TASK INPUTS:
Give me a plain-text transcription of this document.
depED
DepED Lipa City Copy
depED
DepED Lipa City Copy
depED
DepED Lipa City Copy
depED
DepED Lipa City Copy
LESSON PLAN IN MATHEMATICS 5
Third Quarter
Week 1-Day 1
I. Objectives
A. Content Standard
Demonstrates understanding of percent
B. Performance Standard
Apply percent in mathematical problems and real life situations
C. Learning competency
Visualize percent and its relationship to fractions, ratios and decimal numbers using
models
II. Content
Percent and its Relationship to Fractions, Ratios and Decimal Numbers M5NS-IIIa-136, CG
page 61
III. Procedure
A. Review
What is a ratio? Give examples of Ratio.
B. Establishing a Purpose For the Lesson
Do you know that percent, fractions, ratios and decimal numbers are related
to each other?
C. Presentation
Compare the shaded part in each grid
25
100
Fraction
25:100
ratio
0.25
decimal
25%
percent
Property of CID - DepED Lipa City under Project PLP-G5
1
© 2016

---

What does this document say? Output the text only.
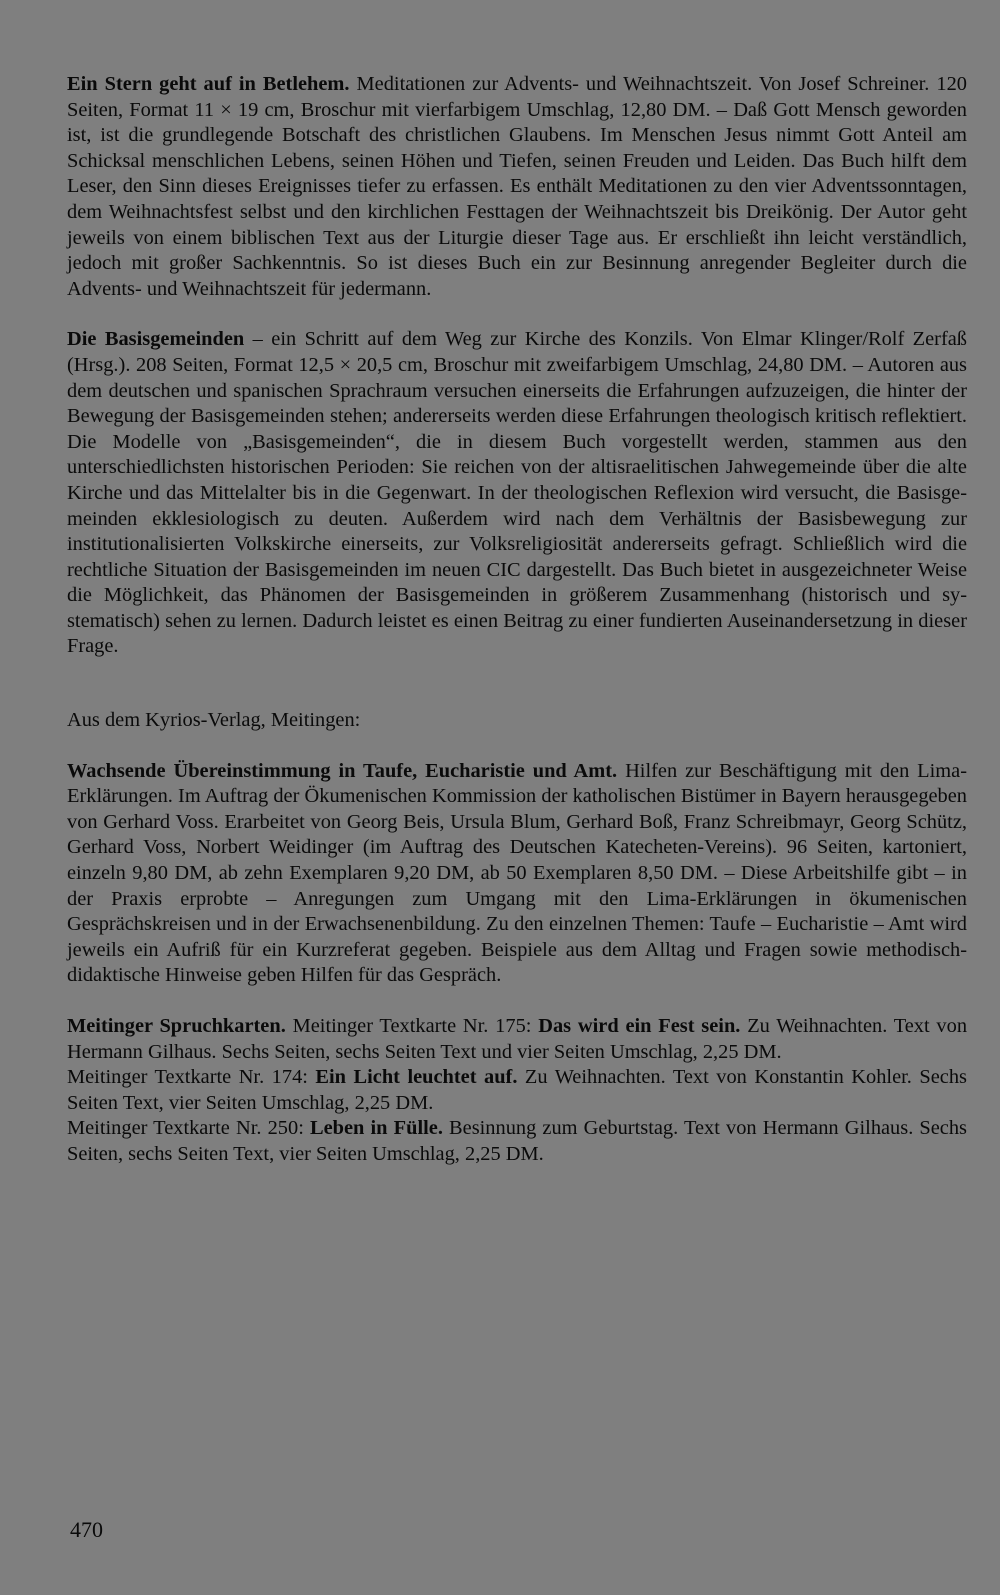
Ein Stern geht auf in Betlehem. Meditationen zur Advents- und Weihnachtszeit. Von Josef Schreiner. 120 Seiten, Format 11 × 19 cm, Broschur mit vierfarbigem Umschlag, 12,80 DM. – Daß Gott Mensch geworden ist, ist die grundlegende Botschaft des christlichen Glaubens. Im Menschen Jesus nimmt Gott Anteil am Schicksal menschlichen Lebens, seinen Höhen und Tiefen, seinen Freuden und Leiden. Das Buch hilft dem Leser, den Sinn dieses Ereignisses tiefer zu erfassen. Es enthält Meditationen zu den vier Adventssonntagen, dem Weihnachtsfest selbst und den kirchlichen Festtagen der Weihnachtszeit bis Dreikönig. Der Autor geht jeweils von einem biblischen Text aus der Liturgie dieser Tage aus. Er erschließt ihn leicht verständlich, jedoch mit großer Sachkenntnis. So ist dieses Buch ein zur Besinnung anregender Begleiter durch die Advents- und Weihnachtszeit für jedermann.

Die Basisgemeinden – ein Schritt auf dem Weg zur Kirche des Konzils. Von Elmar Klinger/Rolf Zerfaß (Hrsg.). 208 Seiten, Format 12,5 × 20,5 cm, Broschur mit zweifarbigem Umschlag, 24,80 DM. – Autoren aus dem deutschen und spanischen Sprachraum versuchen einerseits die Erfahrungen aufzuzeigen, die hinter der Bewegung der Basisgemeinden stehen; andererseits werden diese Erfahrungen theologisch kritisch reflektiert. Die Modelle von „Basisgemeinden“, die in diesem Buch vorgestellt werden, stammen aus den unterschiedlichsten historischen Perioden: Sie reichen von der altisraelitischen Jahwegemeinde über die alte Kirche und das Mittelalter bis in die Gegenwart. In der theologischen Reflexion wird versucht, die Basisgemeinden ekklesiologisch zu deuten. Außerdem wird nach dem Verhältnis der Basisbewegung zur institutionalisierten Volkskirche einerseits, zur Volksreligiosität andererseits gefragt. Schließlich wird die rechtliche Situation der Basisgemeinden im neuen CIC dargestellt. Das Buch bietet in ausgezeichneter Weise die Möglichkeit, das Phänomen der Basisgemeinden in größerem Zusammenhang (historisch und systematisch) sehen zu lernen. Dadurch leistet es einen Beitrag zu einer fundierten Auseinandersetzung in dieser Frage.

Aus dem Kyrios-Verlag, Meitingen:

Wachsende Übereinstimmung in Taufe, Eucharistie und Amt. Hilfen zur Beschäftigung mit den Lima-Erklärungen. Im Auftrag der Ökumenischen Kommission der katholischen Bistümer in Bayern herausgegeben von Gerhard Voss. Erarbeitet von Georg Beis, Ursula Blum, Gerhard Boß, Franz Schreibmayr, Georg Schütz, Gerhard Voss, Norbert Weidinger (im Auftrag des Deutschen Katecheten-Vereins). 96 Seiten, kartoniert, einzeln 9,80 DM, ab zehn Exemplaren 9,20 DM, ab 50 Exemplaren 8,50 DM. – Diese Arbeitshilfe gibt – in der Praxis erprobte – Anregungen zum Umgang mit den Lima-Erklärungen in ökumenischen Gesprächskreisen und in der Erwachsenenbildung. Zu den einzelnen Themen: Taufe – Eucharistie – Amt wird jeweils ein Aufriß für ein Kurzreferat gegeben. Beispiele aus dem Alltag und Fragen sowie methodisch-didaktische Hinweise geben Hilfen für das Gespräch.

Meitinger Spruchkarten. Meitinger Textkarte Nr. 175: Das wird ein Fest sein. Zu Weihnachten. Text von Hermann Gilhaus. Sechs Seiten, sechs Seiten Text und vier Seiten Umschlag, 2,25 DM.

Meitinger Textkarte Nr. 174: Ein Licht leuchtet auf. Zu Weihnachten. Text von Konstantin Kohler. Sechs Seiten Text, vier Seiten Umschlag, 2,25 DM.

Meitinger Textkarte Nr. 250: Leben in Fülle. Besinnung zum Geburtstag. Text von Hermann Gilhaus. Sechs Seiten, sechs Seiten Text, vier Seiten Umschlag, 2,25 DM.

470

SET PROBLEM:
Only lines with the word "Format" should be collected from the material.

EXERCISE RESPONSE:
Ein Stern geht auf in Betlehem. Meditationen zur Advents- und Weihnachtszeit. Von Josef Schreiner. 120 Seiten, Format 11 × 19 cm, Broschur mit vierfarbigem Umschlag, 12,80 DM. – Daß Gott Mensch geworden ist, ist die grundlegende Botschaft des christlichen Glaubens. Im Menschen Jesus nimmt Gott Anteil am Schicksal menschlichen Lebens, seinen Höhen und Tiefen, seinen Freuden und Leiden. Das Buch hilft dem Leser, den Sinn dieses Ereignisses tiefer zu erfassen. Es enthält Meditationen zu den vier Adventssonntagen, dem Weihnachtsfest selbst und den kirchlichen Festtagen der Weihnachtszeit bis Dreikönig. Der Autor geht jeweils von einem biblischen Text aus der Liturgie dieser Tage aus. Er erschließt ihn leicht verständlich, jedoch mit großer Sachkenntnis. So ist dieses Buch ein zur Besinnung anregender Begleiter durch die Advents- und Weihnachtszeit für jedermann.
Die Basisgemeinden – ein Schritt auf dem Weg zur Kirche des Konzils. Von Elmar Klinger/Rolf Zerfaß (Hrsg.). 208 Seiten, Format 12,5 × 20,5 cm, Broschur mit zweifarbigem Umschlag, 24,80 DM. – Autoren aus dem deutschen und spanischen Sprachraum versuchen einerseits die Erfahrungen aufzuzeigen, die hinter der Bewegung der Basisgemeinden stehen; andererseits werden diese Erfahrungen theologisch kritisch reflektiert. Die Modelle von „Basisgemeinden“, die in diesem Buch vorgestellt werden, stammen aus den unterschiedlichsten historischen Perioden: Sie reichen von der altisraelitischen Jahwegemeinde über die alte Kirche und das Mittelalter bis in die Gegenwart. In der theologischen Reflexion wird versucht, die Basisgemeinden ekklesiologisch zu deuten. Außerdem wird nach dem Verhältnis der Basisbewegung zur institutionalisierten Volkskirche einerseits, zur Volksreligiosität andererseits gefragt. Schließlich wird die rechtliche Situation der Basisgemeinden im neuen CIC dargestellt. Das Buch bietet in ausgezeichneter Weise die Möglichkeit, das Phänomen der Basisgemeinden in größerem Zusammenhang (historisch und systematisch) sehen zu lernen. Dadurch leistet es einen Beitrag zu einer fundierten Auseinandersetzung in dieser Frage.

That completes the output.